## DESCRIPTION OF THE TASK
Please gather every line of the records below that contains the word "play", with case counting, and copy each one out.

## ENTRIES SUPPLIED
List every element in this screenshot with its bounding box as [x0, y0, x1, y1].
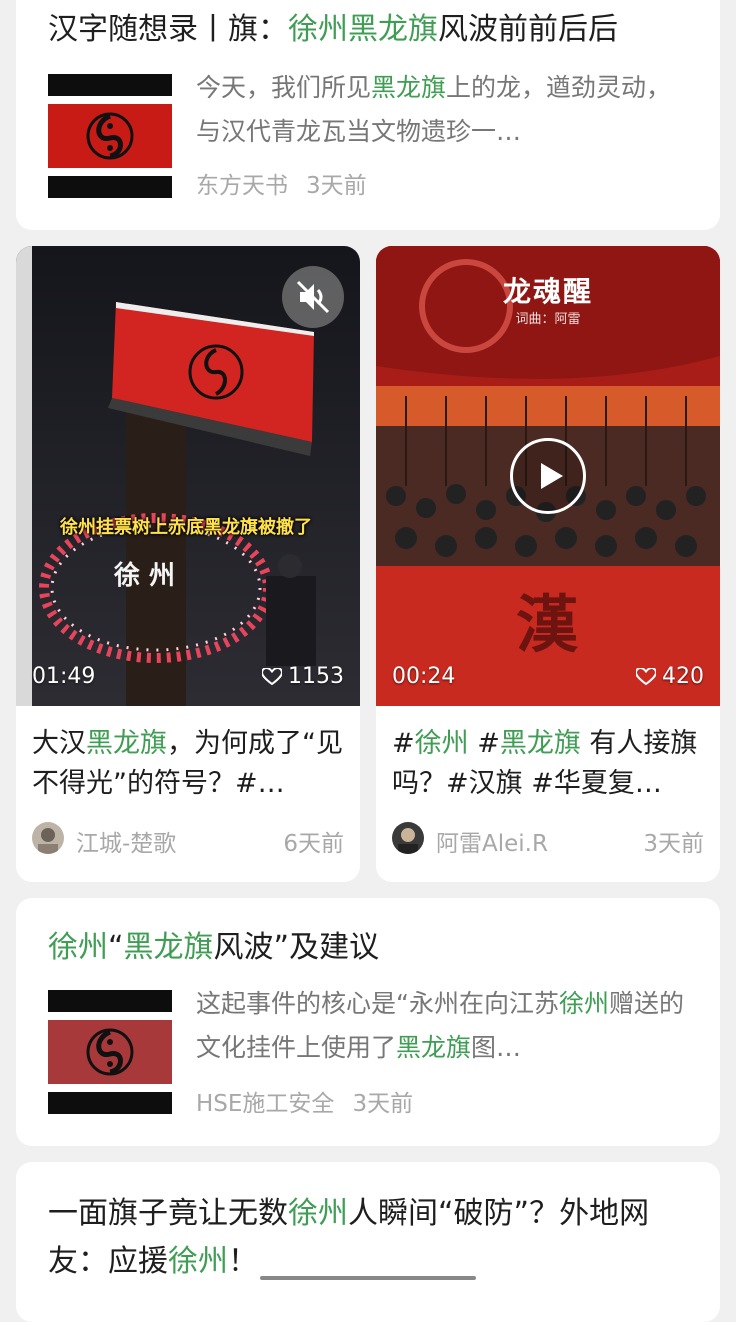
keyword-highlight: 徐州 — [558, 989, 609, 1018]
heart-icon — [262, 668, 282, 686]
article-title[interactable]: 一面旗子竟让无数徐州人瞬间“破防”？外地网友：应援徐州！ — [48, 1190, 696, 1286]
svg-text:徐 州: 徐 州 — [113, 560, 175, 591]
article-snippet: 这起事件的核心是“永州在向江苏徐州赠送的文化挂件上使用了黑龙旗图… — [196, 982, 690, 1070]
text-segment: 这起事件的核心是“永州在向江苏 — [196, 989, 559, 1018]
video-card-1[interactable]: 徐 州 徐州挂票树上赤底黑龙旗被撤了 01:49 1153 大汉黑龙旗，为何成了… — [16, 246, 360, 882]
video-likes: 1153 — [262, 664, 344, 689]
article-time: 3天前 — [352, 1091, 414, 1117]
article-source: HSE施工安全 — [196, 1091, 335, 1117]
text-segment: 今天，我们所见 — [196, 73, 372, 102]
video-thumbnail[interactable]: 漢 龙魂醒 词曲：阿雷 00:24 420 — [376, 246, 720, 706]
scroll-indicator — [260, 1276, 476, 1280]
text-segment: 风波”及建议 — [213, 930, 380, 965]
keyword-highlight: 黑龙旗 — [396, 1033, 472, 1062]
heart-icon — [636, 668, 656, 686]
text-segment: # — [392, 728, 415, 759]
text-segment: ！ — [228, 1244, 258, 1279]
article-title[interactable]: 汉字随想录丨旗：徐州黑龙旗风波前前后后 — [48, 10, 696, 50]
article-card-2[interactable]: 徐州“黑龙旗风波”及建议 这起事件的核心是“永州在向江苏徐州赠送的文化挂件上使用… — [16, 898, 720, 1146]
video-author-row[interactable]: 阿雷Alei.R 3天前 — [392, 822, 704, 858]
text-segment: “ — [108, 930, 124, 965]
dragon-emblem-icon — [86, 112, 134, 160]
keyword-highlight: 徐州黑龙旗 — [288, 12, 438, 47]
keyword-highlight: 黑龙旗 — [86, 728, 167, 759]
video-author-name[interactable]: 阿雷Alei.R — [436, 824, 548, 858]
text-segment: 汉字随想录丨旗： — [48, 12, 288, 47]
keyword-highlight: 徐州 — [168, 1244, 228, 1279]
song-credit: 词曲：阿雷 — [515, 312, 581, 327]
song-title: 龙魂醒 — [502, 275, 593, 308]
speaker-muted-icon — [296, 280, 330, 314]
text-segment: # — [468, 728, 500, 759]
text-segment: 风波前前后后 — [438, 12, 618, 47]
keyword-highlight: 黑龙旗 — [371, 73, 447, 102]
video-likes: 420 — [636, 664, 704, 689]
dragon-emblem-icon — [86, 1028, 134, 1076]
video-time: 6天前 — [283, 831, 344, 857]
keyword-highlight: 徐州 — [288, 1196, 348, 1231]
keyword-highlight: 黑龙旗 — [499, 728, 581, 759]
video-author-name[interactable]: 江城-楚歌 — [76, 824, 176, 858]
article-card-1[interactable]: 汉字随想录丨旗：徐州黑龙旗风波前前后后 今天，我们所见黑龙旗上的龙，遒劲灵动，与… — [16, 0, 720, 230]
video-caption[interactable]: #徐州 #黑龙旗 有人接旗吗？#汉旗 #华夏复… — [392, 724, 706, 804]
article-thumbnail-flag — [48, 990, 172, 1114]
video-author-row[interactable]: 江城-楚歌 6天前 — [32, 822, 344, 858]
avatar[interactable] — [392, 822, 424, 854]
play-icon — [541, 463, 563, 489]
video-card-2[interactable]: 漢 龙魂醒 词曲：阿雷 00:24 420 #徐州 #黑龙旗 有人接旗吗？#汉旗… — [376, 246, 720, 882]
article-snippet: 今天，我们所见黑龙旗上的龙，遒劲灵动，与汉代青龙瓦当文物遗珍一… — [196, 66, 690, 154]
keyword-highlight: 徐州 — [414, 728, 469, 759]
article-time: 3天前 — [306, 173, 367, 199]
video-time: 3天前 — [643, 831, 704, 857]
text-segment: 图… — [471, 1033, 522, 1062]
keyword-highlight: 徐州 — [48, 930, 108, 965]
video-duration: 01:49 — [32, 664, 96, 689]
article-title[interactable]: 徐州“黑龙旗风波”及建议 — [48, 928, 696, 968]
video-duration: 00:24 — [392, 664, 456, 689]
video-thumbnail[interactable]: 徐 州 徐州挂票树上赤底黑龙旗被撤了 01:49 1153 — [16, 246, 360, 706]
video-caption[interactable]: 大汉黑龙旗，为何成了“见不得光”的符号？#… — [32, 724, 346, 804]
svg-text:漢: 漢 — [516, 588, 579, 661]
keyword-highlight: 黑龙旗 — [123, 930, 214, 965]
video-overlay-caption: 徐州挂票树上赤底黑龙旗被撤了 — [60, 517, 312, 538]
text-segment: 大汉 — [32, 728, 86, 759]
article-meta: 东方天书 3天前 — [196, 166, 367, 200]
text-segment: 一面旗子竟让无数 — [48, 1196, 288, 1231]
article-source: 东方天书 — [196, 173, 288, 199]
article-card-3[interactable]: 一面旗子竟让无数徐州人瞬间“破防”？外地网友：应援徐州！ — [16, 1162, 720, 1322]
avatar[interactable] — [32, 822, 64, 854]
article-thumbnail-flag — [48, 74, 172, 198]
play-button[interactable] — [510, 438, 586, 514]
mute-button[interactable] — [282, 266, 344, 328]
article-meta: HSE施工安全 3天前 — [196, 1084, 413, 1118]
--
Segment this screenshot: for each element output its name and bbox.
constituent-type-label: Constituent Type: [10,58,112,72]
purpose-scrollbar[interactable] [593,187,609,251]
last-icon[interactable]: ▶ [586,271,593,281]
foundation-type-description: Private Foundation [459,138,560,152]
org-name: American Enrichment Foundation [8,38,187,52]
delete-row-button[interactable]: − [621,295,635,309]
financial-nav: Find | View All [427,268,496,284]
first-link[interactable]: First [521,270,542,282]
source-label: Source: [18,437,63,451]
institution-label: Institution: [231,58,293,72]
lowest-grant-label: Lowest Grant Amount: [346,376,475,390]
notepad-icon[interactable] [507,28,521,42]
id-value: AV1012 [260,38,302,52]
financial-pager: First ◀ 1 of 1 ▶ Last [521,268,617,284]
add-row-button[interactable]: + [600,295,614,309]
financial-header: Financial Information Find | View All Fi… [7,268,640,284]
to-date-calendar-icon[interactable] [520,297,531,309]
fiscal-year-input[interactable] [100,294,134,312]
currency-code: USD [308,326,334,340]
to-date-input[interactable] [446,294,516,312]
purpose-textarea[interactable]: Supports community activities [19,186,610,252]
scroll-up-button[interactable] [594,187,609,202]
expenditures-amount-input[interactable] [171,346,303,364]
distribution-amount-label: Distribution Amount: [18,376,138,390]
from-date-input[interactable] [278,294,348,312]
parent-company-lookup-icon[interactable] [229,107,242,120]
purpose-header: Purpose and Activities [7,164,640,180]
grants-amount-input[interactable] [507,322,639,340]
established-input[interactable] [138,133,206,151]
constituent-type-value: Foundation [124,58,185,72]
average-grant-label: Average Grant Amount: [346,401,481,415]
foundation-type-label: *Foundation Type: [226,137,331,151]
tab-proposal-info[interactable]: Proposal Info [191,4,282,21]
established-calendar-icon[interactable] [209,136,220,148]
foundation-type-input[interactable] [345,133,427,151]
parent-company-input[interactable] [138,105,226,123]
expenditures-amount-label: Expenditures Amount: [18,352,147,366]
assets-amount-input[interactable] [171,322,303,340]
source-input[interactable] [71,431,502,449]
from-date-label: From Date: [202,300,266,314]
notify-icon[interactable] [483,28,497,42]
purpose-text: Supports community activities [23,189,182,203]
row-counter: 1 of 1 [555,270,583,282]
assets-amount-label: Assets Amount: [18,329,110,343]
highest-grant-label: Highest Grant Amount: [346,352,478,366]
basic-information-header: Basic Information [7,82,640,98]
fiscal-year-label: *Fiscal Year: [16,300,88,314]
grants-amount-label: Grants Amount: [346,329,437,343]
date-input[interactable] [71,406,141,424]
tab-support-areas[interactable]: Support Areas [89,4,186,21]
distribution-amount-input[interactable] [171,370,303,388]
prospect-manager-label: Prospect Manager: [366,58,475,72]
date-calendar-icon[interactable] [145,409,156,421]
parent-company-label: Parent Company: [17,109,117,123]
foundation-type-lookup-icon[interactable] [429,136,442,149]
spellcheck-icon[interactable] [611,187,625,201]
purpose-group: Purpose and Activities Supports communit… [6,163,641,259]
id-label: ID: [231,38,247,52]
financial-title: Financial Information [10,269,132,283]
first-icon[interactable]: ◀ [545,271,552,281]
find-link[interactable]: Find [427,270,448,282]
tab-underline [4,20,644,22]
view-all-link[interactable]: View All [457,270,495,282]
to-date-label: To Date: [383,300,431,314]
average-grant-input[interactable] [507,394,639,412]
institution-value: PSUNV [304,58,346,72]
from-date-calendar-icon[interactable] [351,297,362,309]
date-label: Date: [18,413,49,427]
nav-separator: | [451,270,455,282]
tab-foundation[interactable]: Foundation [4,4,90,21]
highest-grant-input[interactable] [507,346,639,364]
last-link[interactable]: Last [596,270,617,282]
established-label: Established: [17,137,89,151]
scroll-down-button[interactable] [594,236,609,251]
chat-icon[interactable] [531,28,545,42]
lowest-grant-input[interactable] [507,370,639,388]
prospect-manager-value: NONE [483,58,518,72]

## PROBLEM SOLUTION
play-icon — [541, 463, 563, 489]
play-button[interactable] — [510, 438, 586, 514]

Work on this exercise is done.